• **ASSIGNMENT**: Report every line in the listing that contains the string "panel".

◆ ◆ ◆ ◆

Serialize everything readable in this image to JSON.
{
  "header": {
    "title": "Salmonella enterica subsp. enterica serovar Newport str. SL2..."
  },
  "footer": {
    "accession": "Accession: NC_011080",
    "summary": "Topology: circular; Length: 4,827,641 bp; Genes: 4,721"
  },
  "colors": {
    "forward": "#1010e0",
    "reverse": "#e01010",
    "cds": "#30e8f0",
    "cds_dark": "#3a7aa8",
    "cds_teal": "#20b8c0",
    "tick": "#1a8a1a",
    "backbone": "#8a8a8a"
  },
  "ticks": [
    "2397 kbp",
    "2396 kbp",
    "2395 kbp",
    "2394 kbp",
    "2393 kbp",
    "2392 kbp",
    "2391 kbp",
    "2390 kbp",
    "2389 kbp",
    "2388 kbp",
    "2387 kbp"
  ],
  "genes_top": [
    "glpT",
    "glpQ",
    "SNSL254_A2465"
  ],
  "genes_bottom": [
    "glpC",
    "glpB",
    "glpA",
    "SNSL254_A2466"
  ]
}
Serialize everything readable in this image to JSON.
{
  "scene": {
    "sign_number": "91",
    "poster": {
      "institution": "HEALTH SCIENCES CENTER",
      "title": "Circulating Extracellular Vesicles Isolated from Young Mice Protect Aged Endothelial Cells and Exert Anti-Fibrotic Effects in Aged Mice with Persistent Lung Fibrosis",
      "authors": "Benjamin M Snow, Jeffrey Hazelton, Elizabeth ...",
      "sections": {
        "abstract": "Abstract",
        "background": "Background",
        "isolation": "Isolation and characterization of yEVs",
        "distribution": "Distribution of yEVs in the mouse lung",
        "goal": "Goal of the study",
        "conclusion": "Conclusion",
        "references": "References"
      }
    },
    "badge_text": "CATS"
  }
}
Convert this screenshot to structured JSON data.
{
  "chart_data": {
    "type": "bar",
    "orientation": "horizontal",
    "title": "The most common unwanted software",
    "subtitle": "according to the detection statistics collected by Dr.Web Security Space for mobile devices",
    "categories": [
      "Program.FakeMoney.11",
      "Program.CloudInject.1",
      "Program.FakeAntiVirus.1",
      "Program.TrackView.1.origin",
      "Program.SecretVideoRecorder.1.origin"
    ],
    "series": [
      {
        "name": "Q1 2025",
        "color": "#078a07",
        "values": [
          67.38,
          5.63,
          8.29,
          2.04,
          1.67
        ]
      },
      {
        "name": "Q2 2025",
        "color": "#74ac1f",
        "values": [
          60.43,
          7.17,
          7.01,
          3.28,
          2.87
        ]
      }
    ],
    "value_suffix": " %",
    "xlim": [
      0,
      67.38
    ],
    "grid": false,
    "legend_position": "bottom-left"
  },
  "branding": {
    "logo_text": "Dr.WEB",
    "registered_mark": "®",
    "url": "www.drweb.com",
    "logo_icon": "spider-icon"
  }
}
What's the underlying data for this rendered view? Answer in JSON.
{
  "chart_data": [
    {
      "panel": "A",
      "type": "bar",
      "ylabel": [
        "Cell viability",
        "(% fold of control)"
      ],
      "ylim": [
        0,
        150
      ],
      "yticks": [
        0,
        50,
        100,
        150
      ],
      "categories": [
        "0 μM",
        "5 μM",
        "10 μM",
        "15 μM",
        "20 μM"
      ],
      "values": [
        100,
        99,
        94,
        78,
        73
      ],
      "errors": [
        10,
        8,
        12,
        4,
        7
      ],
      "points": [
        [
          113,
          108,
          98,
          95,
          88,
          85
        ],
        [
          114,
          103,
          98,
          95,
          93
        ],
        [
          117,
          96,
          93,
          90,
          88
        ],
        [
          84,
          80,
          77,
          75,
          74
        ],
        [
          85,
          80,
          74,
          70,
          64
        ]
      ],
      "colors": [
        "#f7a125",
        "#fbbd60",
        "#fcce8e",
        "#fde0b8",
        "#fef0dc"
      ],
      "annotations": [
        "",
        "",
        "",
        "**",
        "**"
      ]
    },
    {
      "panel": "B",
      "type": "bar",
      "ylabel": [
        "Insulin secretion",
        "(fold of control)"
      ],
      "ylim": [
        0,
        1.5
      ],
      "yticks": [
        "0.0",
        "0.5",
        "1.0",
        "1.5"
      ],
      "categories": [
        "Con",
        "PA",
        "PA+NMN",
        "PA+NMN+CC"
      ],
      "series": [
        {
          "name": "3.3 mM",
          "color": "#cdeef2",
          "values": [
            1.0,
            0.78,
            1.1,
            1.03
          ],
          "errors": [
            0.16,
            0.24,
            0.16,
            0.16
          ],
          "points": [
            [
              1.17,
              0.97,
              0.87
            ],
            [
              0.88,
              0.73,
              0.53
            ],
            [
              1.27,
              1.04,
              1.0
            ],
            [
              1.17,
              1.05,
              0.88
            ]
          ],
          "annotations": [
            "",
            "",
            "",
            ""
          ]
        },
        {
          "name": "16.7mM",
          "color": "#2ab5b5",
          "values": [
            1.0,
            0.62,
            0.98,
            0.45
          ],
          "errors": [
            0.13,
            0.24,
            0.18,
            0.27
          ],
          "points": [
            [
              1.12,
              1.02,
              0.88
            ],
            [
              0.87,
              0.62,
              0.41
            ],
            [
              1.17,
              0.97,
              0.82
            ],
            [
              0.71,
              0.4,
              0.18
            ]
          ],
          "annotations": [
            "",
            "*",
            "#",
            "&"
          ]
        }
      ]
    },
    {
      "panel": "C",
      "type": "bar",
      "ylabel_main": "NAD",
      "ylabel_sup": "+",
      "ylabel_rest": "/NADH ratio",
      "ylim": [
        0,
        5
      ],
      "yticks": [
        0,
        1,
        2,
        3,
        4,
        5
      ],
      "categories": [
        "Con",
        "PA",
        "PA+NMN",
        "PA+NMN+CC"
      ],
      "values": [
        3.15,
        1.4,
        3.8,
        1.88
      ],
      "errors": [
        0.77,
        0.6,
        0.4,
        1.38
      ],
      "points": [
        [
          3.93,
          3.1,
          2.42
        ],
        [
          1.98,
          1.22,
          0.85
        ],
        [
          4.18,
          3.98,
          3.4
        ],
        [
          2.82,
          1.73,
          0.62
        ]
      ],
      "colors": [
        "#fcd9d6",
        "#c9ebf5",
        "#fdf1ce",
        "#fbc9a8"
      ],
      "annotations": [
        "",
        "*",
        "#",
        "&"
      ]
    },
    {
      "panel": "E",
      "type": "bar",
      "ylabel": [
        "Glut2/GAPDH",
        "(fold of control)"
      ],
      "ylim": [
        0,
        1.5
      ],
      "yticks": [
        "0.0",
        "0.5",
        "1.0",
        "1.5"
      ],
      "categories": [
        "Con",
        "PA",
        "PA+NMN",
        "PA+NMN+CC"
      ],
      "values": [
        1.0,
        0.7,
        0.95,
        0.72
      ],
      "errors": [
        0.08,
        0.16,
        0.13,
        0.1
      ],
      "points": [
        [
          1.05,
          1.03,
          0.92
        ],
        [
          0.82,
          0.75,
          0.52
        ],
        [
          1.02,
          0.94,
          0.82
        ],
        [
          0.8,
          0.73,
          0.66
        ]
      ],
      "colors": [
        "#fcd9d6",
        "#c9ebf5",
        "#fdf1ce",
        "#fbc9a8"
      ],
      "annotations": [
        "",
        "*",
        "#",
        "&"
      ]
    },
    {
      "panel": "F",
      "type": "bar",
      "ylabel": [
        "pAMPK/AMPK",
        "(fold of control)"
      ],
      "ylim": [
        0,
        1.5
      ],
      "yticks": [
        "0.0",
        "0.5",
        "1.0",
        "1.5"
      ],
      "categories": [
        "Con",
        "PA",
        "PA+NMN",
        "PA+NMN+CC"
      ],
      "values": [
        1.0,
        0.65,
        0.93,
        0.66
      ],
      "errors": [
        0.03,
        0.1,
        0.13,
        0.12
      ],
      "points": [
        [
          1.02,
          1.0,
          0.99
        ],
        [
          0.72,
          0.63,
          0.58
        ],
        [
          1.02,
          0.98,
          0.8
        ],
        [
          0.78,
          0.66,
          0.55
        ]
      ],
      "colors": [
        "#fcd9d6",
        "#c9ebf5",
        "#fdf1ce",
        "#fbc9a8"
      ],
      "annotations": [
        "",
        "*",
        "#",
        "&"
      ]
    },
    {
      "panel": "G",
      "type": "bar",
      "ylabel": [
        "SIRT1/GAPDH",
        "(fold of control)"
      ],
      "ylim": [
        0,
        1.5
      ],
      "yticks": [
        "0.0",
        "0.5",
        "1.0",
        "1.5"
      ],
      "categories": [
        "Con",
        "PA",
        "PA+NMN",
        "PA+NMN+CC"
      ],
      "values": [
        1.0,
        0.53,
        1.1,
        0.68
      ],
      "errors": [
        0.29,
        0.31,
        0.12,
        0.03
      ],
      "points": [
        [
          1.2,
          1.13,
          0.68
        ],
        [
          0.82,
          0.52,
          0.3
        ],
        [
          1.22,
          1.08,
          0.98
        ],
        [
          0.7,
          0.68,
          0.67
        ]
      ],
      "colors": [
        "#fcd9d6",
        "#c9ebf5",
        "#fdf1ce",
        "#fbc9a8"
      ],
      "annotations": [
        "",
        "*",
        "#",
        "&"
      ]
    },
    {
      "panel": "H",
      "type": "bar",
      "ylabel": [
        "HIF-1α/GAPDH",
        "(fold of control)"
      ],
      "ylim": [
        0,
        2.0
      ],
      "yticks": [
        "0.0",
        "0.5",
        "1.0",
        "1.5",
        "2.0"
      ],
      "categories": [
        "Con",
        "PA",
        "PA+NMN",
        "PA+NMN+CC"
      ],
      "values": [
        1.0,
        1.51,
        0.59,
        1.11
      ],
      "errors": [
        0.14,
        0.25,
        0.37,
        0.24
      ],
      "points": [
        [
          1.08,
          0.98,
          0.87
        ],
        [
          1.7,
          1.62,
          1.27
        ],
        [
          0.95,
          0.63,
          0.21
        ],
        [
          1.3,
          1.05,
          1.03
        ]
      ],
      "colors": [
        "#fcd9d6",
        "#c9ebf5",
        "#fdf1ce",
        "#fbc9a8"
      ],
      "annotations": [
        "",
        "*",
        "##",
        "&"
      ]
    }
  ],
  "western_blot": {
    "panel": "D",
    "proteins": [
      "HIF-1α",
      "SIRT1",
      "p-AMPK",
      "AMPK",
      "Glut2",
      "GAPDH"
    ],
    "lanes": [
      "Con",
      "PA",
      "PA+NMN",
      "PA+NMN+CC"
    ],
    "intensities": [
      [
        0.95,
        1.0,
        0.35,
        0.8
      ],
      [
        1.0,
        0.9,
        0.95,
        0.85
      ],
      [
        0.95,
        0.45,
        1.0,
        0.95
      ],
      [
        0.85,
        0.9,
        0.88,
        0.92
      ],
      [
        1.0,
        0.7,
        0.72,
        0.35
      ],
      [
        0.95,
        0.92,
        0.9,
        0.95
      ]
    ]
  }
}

◆ ◆ ◆ ◆

• **EXERCISE RESULT**:
      "panel": "A",
      "panel": "B",
      "panel": "C",
      "panel": "E",
      "panel": "F",
      "panel": "G",
      "panel": "H",
    "panel": "D",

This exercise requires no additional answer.